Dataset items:
++++
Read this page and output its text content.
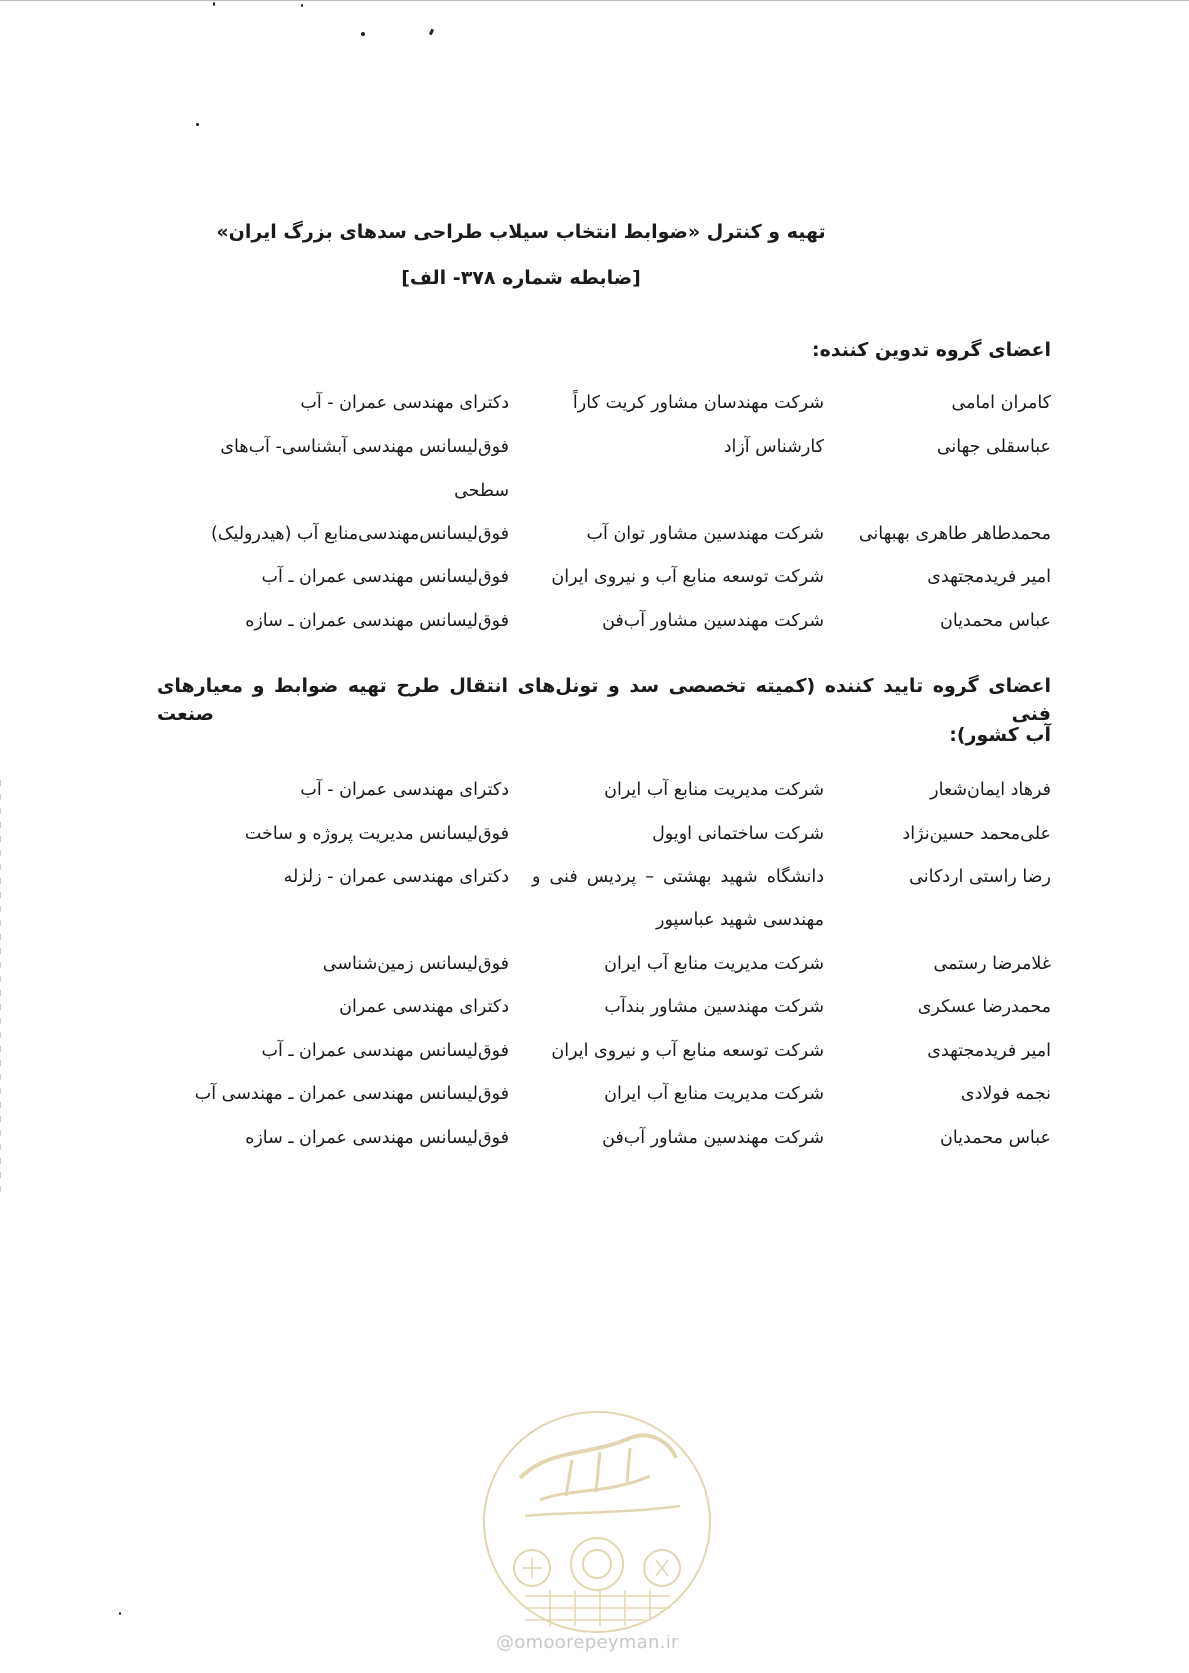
تهیه و کنترل «ضوابط انتخاب سیلاب طراحی سدهای بزرگ ایران»
[ضابطه شماره ۳۷۸- الف]
اعضای گروه تدوین کننده:
کامران امامی
شرکت مهندسان مشاور کریت کاراً
دکترای مهندسی عمران - آب
عباسقلی جهانی
کارشناس آزاد
فوق‌لیسانس مهندسی آبشناسی- آب‌های
سطحی
محمدطاهر طاهری بهبهانی
شرکت مهندسین مشاور توان آب
فوق‌لیسانس‌مهندسی‌منابع آب (هیدرولیک)
امیر فریدمجتهدی
شرکت توسعه منابع آب و نیروی ایران
فوق‌لیسانس مهندسی عمران ـ آب
عباس محمدیان
شرکت مهندسین مشاور آب‌فن
فوق‌لیسانس مهندسی عمران ـ سازه
اعضای گروه تایید کننده (کمیته تخصصی سد و تونل‌های انتقال طرح تهیه ضوابط و معیارهای فنی صنعت
آب کشور):
فرهاد ایمان‌شعار
شرکت مدیریت منابع آب ایران
دکترای مهندسی عمران - آب
علی‌محمد حسین‌نژاد
شرکت ساختمانی اویول
فوق‌لیسانس مدیریت پروژه و ساخت
رضا راستی اردکانی
دانشگاه شهید بهشتی – پردیس فنی و
دکترای مهندسی عمران - زلزله
مهندسی شهید عباسپور
غلامرضا رستمی
شرکت مدیریت منابع آب ایران
فوق‌لیسانس زمین‌شناسی
محمدرضا عسکری
شرکت مهندسین مشاور بندآب
دکترای مهندسی عمران
امیر فریدمجتهدی
شرکت توسعه منابع آب و نیروی ایران
فوق‌لیسانس مهندسی عمران ـ آب
نجمه فولادی
شرکت مدیریت منابع آب ایران
فوق‌لیسانس مهندسی عمران ـ مهندسی آب
عباس محمدیان
شرکت مهندسین مشاور آب‌فن
فوق‌لیسانس مهندسی عمران ـ سازه
@omoorepeyman.ir
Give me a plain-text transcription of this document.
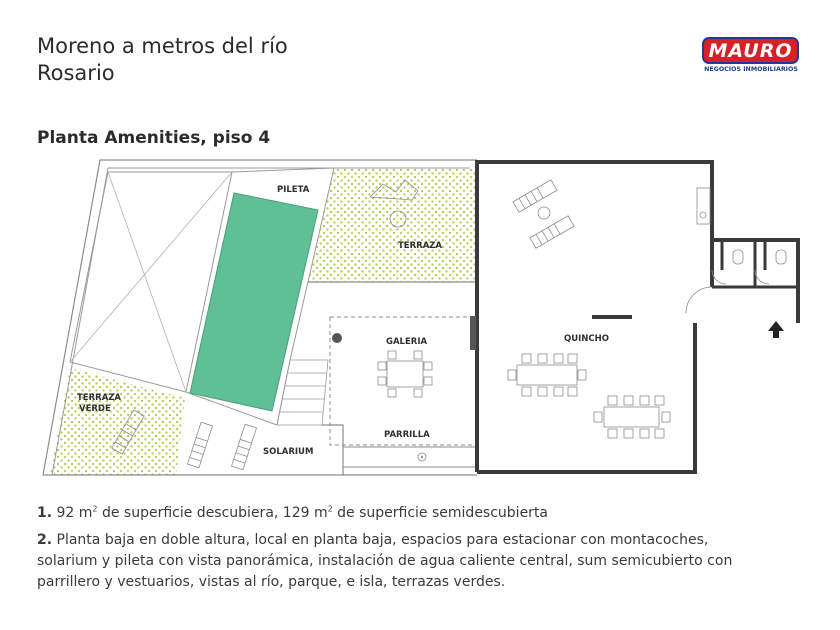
Moreno a metros del río
Rosario
MAURO
NEGOCIOS INMOBILIARIOS
Planta Amenities, piso 4
PILETA
TERRAZA
GALERIA	QUINCHO
TERRAZA
VERDE
PARRILLA
SOLARIUM

1. 92 $m^2$ de superficie descubiera, 129 $m^2$ de superficie semidescubierta

2. Planta baja en doble altura, local en planta baja, espacios para estacionar con montacoches, solarium y pileta con vista panorámica, instalación de agua caliente central, sum semicubierto con parrillero y vestuarios, vistas al río, parque, e isla, terrazas verdes.
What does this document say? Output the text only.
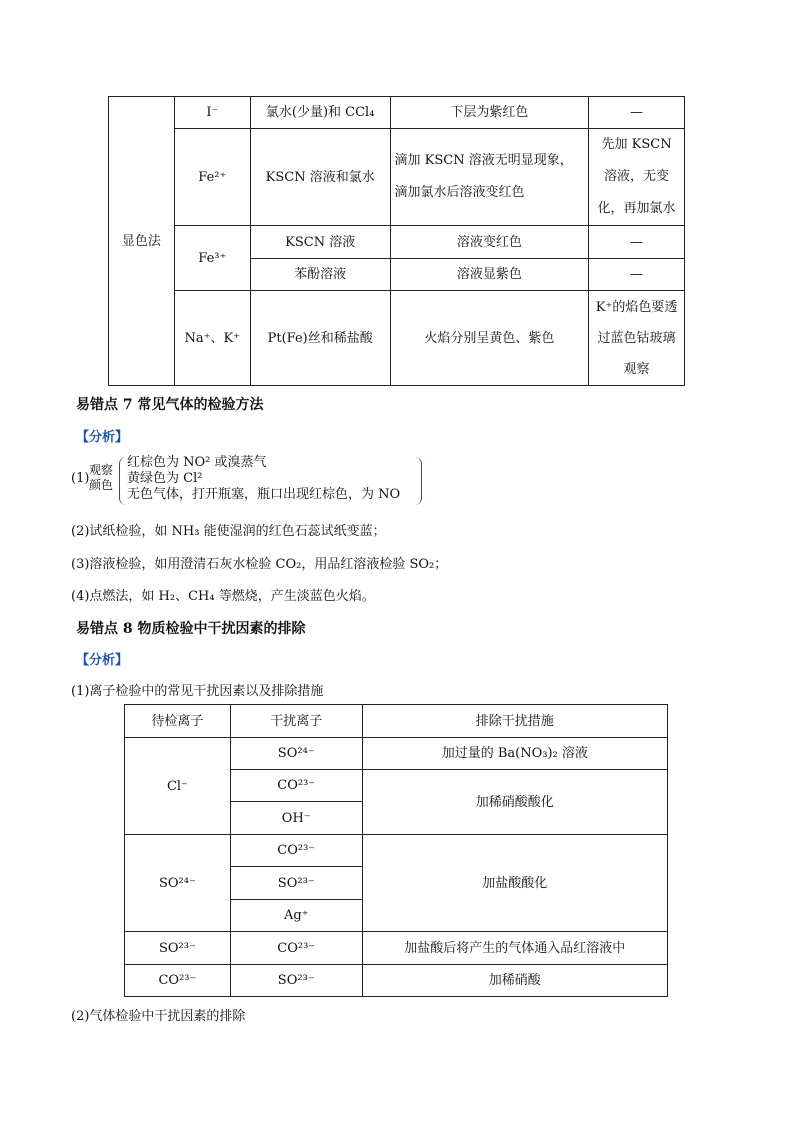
显色法	I⁻	氯水(少量)和 CCl₄	下层为紫红色	—
	Fe²⁺	KSCN 溶液和氯水	滴加 KSCN 溶液无明显现象，滴加氯水后溶液变红色	先加 KSCN 溶液，无变化，再加氯水
	Fe³⁺	KSCN 溶液	溶液变红色	—
		苯酚溶液	溶液显紫色	—
	Na⁺、K⁺	Pt(Fe)丝和稀盐酸	火焰分别呈黄色、紫色	K⁺的焰色要透过蓝色钴玻璃观察
易错点 7 常见气体的检验方法
【分析】
(1)
观察颜色
红棕色为 NO² 或溴蒸气
黄绿色为 Cl²
无色气体，打开瓶塞，瓶口出现红棕色，为 NO
(2)试纸检验，如 NH₃ 能使湿润的红色石蕊试纸变蓝；
(3)溶液检验，如用澄清石灰水检验 CO₂，用品红溶液检验 SO₂；
(4)点燃法，如 H₂、CH₄ 等燃烧，产生淡蓝色火焰。
易错点 8 物质检验中干扰因素的排除
【分析】
(1)离子检验中的常见干扰因素以及排除措施
待检离子	干扰离子	排除干扰措施
Cl⁻	SO²⁴⁻	加过量的 Ba(NO₃)₂ 溶液
	CO²³⁻	加稀硝酸酸化
	OH⁻	
SO²⁴⁻	CO²³⁻	加盐酸酸化
	SO²³⁻	
	Ag⁺	
SO²³⁻	CO²³⁻	加盐酸后将产生的气体通入品红溶液中
CO²³⁻	SO²³⁻	加稀硝酸
(2)气体检验中干扰因素的排除
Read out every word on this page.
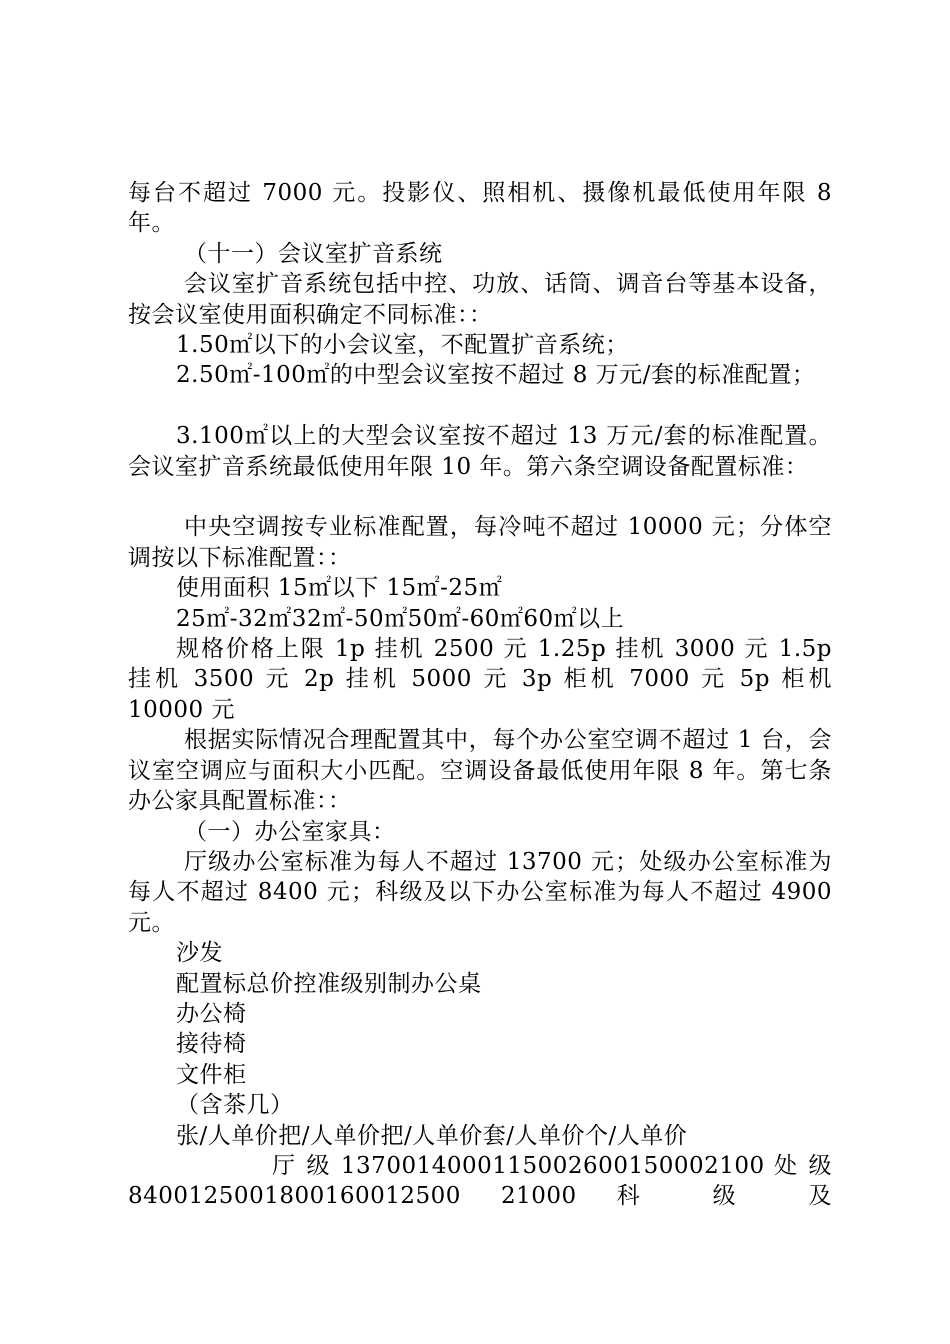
每台不超过 7000 元。投影仪、照相机、摄像机最低使用年限 8 年。

（十一）会议室扩音系统

会议室扩音系统包括中控、功放、话筒、调音台等基本设备，按会议室使用面积确定不同标准：：

1.50㎡以下的小会议室，不配置扩音系统；

2.50㎡-100㎡的中型会议室按不超过 8 万元/套的标准配置；

3.100㎡以上的大型会议室按不超过 13 万元/套的标准配置。会议室扩音系统最低使用年限 10 年。第六条空调设备配置标准：

中央空调按专业标准配置，每冷吨不超过 10000 元；分体空调按以下标准配置：：

使用面积 15㎡以下 15㎡-25㎡

25㎡-32㎡32㎡-50㎡50㎡-60㎡60㎡以上

规格价格上限 1p 挂机 2500 元 1.25p 挂机 3000 元 1.5p 挂机 3500 元 2p 挂机 5000 元 3p 柜机 7000 元 5p 柜机 10000 元

根据实际情况合理配置其中，每个办公室空调不超过 1 台，会议室空调应与面积大小匹配。空调设备最低使用年限 8 年。第七条办公家具配置标准：：

（一）办公室家具：

厅级办公室标准为每人不超过 13700 元；处级办公室标准为每人不超过 8400 元；科级及以下办公室标准为每人不超过 4900 元。

沙发

配置标总价控准级别制办公桌

办公椅

接待椅

文件柜

（含茶几）

张/人单价把/人单价把/人单价套/人单价个/人单价

厅 级 1370014000115002600150002100 处 级 8400125001800160012500 21000 科 级 及
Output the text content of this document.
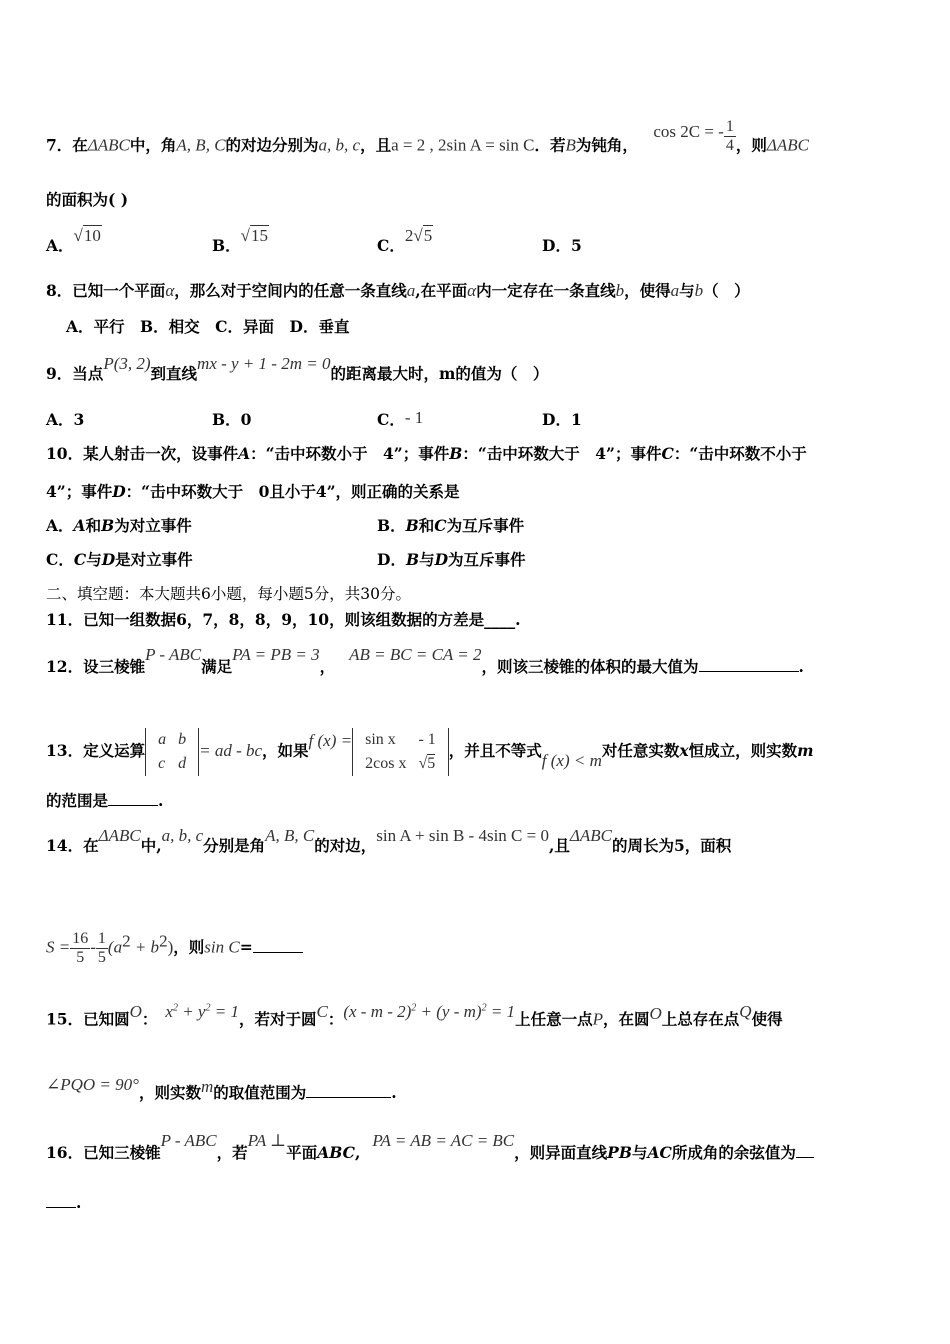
7．在ΔABC中，角A, B, C的对边分别为a, b, c，且a = 2 , 2sin A = sin C．若B为钝角， cos 2C = - $\frac{1}{4}$ ，则ΔABC
的面积为( )
A．√10
B．√15
C．2√5
D．5
8．已知一个平面α，那么对于空间内的任意一条直线a,在平面α内一定存在一条直线b，使得a与b（　）
A．平行　 B．相交　 C．异面　 D．垂直
9．当点P(3, 2)到直线mx - y + 1 - 2m = 0的距离最大时，m的值为（　）
A．3	B．0	C．- 1	D．1
10．某人射击一次，设事件A：“击中环数小于　4”；事件B：“击中环数大于　4”；事件C：“击中环数不小于
4”；事件D：“击中环数大于　0且小于4”，则正确的关系是
A．A和B为对立事件	B．B和C为互斥事件
C．C与D是对立事件	D．B与D为互斥事件
二、填空题：本大题共6小题，每小题5分，共30分。
11．已知一组数据6，7，8，8，9，10，则该组数据的方差是____.
12．设三棱锥P - ABC满足PA = PB = 3，AB = BC = CA = 2，则该三棱锥的体积的最大值为	.
13．定义运算
a	b
c	d
= ad - bc，如果f (x) = sin x	- 1
2cos x	√5
，并且不等式f (x) < m对任意实数x恒成立，则实数m
的范围是	.
14．在ΔABC中,a, b, c分别是角A, B, C的对边，sin A + sin B - 4sin C = 0,且ΔABC的周长为5，面积
$S = \frac{16}{5} - \frac{1}{5} (a^2 + b^2)$，则sin C=
15．已知圆O： $x^2 + y^2 = 1$，若对于圆C：(x - m - 2)$^2$ + (y - m)$^2$ = 1上任意一点P，在圆O上总存在点Q使得
∠PQO = 90°，则实数m的取值范围为	.
16．已知三棱锥P - ABC，若PA ⊥平面ABC,PA = AB = AC = BC，则异面直线PB与AC所成角的余弦值为
.
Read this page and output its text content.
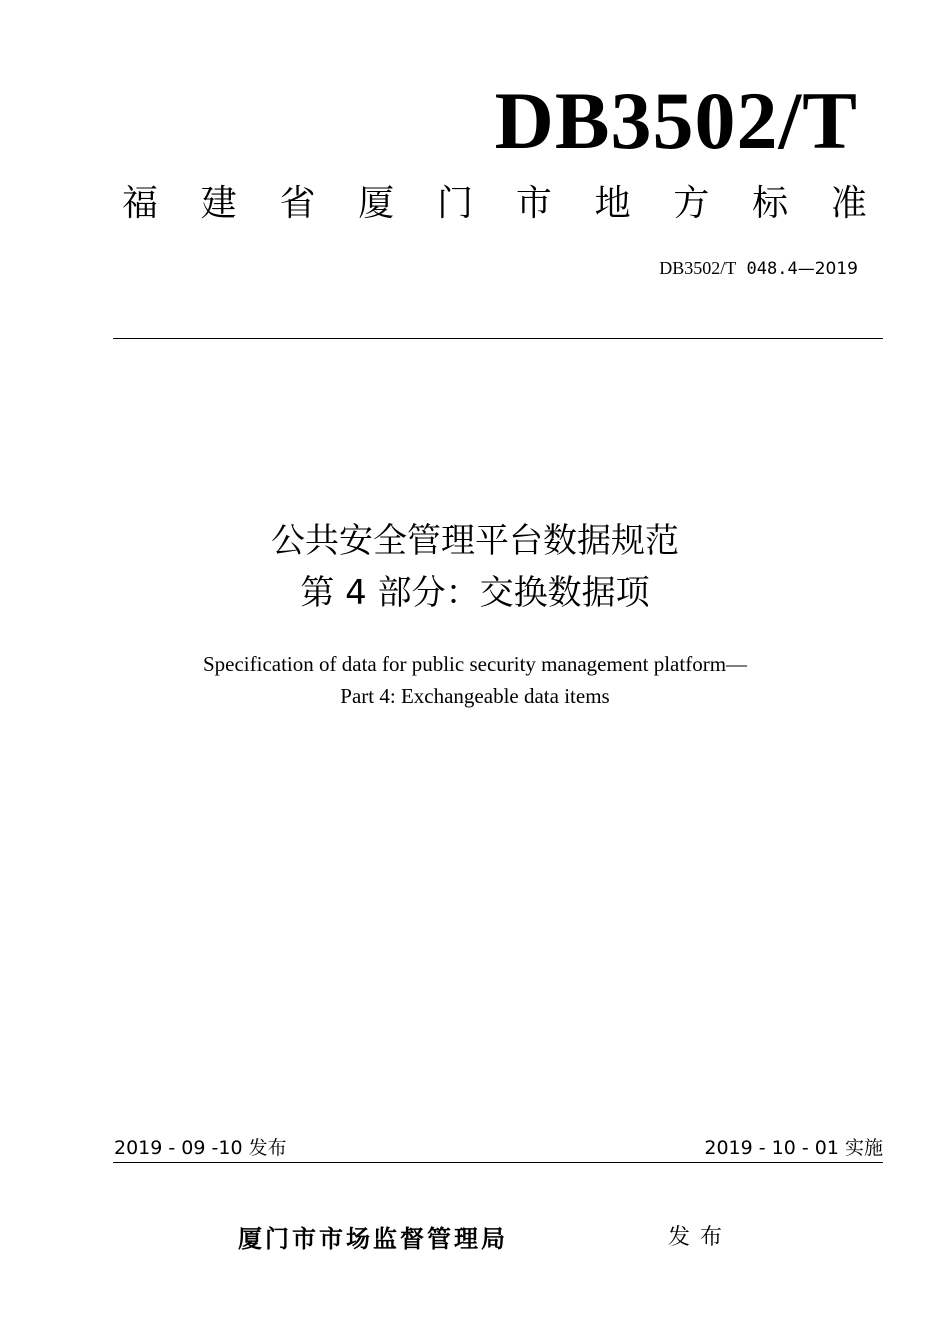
DB3502/T
福 建 省 厦 门 市 地 方 标 准
DB3502/T 048.4—2019
公共安全管理平台数据规范
第 4 部分：交换数据项
Specification of data for public security management platform—
Part 4: Exchangeable data items
2019 - 09 -10 发布	2019 - 10 - 01 实施
厦门市市场监督管理局	发布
++++
GOAL:
Of the lines in the entries above, how many include "مشاور"? Only the number should be given.

ANSWER TO THIS PROBLEM:
5